__Goal of the exercise__
Work out how many lines in the entries below include the word "entrega". Give nothing but the number.

__Supplied data__

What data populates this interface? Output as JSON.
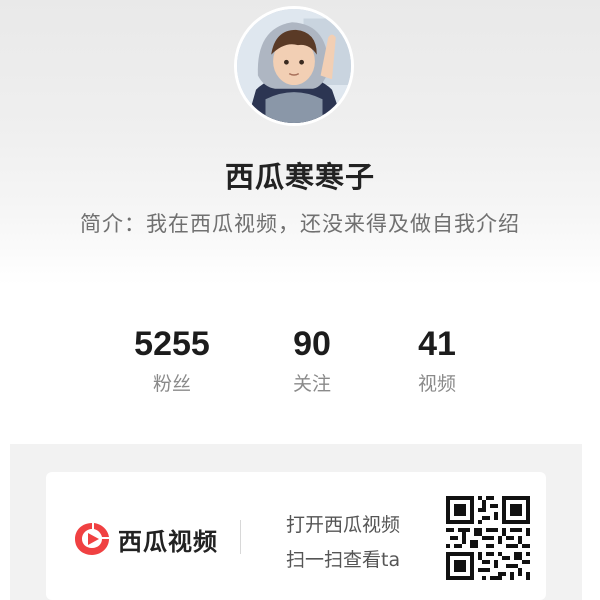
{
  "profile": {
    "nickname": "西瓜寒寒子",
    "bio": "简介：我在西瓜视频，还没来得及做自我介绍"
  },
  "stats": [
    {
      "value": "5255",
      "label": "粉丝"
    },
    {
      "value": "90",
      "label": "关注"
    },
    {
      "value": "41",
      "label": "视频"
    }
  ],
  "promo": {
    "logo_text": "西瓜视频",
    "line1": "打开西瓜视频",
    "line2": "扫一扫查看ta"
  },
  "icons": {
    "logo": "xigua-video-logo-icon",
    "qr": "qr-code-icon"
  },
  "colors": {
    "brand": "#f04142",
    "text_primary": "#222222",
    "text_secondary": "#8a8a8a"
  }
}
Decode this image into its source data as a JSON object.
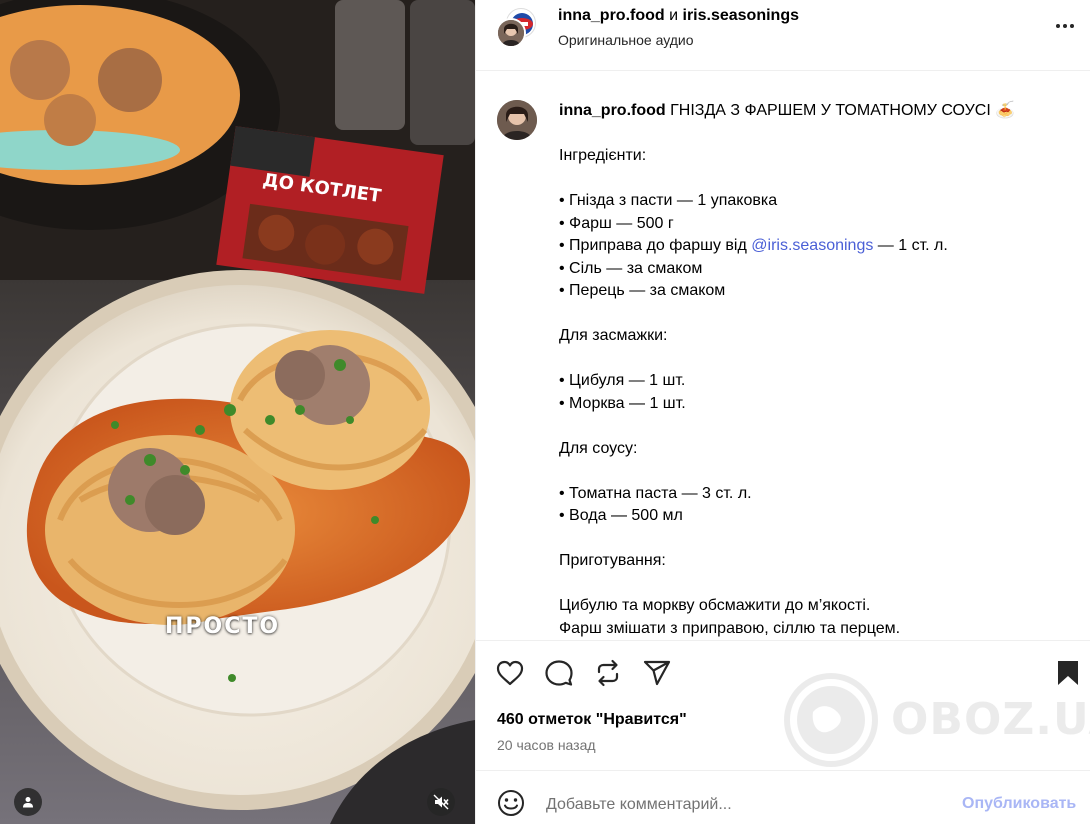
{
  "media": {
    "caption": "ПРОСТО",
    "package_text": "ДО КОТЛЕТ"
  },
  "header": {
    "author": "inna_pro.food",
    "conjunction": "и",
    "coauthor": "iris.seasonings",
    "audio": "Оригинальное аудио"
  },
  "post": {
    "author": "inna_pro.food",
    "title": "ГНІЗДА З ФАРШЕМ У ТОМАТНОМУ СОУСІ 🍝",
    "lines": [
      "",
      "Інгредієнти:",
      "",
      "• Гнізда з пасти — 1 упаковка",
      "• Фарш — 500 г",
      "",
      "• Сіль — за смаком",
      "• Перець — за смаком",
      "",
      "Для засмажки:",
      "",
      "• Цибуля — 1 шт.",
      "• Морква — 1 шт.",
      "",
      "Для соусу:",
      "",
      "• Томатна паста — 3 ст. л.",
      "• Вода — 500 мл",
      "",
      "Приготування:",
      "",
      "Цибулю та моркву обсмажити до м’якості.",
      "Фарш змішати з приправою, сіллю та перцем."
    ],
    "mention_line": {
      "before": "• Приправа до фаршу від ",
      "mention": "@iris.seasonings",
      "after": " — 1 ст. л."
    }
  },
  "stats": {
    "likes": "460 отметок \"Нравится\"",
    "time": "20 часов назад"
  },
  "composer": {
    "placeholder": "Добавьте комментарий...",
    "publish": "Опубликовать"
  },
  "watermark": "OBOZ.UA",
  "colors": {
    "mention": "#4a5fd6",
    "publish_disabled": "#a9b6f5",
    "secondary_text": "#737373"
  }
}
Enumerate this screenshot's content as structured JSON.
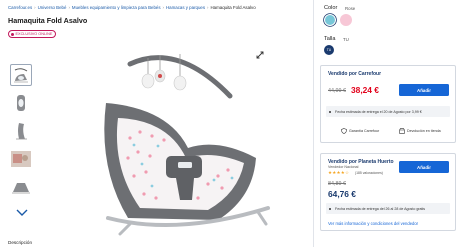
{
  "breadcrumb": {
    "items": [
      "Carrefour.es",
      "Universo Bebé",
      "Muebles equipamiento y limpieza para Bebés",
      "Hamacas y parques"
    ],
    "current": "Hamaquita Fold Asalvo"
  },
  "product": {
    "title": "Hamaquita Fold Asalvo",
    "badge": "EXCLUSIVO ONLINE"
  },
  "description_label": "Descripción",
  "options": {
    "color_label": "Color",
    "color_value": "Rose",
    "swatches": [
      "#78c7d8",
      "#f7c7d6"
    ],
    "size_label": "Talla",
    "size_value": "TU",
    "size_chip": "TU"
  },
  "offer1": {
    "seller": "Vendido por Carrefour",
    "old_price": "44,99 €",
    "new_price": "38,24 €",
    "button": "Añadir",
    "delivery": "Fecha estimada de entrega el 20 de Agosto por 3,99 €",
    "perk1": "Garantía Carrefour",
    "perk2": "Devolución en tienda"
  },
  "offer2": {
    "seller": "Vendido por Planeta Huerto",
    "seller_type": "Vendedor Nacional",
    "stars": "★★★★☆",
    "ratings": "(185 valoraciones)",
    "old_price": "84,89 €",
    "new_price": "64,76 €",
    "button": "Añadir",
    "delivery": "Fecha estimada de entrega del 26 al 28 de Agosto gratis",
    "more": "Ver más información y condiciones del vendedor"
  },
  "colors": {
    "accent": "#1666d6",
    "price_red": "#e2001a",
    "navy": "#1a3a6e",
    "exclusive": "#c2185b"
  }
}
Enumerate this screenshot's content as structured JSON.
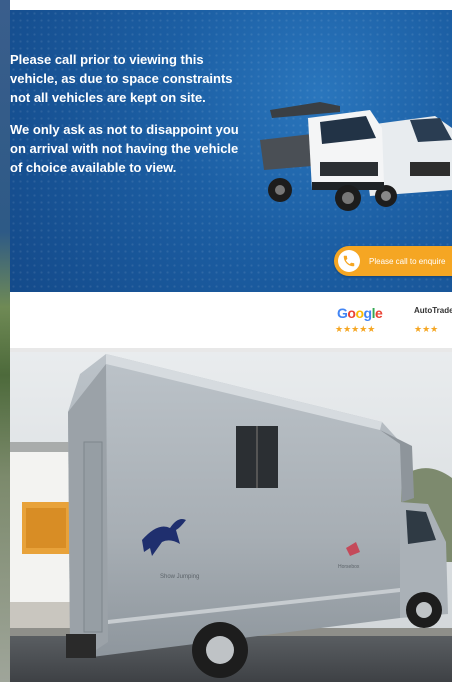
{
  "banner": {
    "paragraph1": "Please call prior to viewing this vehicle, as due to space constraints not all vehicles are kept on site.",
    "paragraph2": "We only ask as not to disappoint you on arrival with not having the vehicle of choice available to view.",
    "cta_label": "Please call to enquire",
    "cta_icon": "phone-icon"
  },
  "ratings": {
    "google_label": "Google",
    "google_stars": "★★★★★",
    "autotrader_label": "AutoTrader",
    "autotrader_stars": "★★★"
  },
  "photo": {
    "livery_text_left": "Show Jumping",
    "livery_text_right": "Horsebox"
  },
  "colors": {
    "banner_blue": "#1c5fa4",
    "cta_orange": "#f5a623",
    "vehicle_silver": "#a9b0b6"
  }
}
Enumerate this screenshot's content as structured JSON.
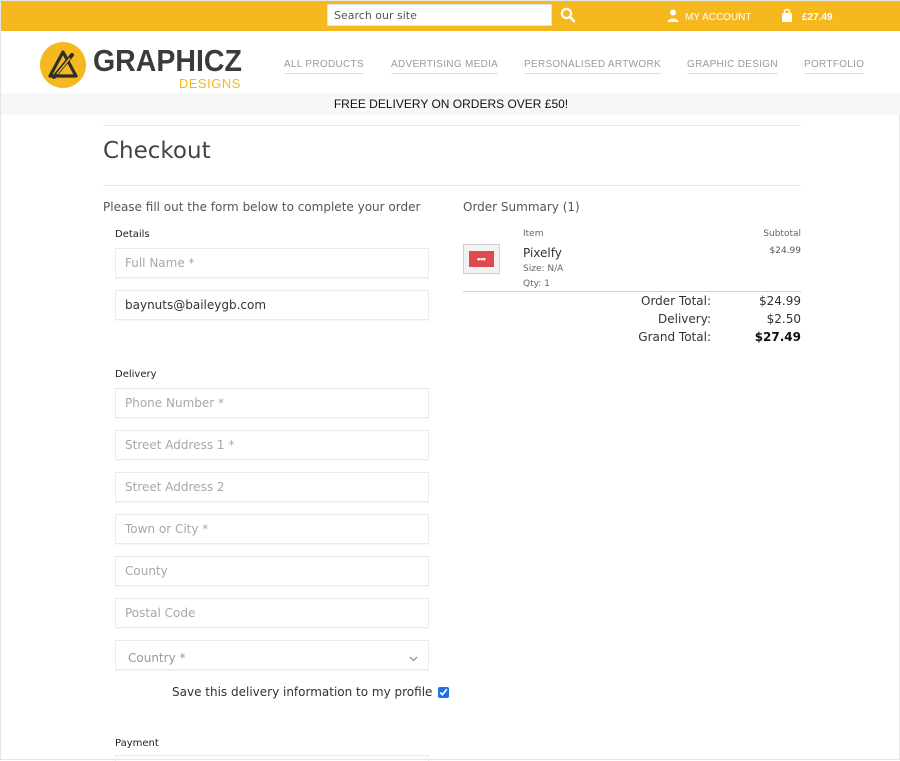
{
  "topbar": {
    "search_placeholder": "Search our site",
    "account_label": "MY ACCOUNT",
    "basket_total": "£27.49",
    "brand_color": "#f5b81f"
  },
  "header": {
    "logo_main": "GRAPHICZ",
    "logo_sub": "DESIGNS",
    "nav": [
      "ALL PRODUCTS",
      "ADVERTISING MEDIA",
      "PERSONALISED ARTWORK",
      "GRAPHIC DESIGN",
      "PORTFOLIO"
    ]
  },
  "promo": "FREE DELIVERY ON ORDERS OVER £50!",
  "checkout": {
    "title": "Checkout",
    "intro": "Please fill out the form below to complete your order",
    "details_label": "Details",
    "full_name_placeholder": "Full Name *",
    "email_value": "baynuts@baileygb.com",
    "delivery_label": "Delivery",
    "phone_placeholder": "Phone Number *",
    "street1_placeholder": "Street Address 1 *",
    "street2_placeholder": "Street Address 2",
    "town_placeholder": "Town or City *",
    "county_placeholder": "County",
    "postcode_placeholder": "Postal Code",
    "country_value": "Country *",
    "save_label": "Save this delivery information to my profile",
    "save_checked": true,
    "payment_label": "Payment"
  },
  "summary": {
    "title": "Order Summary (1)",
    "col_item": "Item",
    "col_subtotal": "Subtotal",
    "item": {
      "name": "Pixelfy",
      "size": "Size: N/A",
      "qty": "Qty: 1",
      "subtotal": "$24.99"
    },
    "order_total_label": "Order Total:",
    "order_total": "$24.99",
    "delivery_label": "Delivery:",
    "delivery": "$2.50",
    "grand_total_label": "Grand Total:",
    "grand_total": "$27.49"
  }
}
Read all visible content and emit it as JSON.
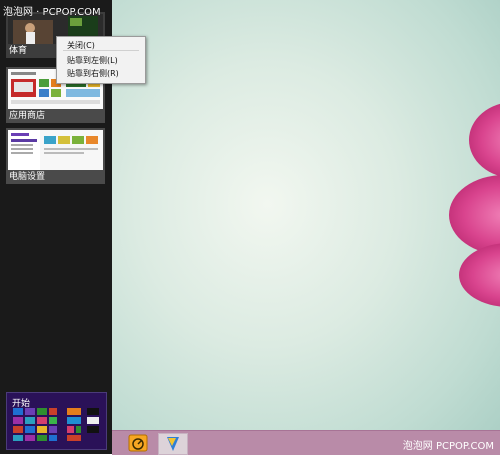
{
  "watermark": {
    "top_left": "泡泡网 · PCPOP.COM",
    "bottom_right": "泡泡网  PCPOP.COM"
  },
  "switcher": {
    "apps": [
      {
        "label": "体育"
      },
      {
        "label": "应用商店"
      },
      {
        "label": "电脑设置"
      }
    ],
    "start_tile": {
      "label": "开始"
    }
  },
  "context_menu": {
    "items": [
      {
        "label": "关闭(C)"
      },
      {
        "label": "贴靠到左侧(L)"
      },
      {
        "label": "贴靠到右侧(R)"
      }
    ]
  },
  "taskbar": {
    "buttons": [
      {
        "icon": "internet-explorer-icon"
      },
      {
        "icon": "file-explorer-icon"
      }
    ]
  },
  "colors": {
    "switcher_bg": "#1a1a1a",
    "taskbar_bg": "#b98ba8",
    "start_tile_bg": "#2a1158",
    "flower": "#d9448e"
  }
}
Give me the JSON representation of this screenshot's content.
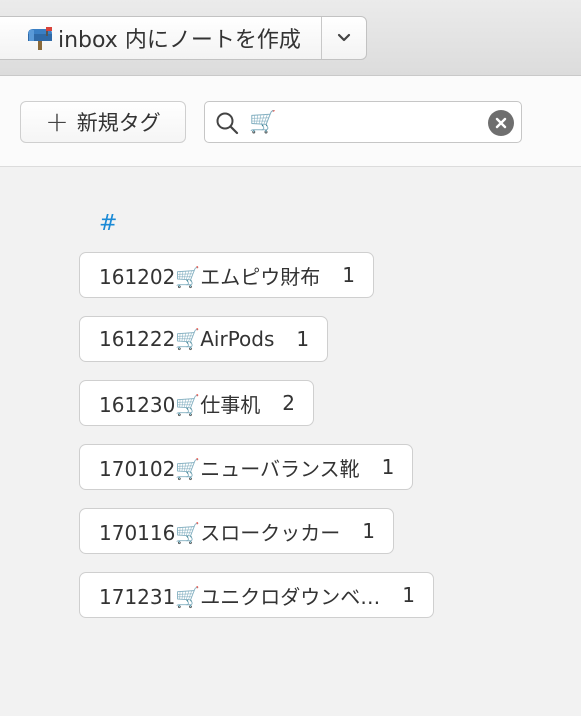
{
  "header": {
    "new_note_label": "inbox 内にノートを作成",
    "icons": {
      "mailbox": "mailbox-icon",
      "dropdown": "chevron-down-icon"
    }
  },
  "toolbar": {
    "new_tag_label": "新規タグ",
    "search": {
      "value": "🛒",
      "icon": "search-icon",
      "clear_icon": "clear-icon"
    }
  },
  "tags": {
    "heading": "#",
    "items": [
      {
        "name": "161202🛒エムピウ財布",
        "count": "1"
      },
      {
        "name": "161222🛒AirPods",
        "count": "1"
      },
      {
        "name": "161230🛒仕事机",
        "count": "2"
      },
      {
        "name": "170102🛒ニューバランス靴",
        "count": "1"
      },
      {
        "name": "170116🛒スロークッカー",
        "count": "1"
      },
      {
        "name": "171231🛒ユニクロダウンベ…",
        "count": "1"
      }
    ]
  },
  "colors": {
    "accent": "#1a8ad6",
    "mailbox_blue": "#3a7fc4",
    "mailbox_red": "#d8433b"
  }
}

__Answer to this task__
2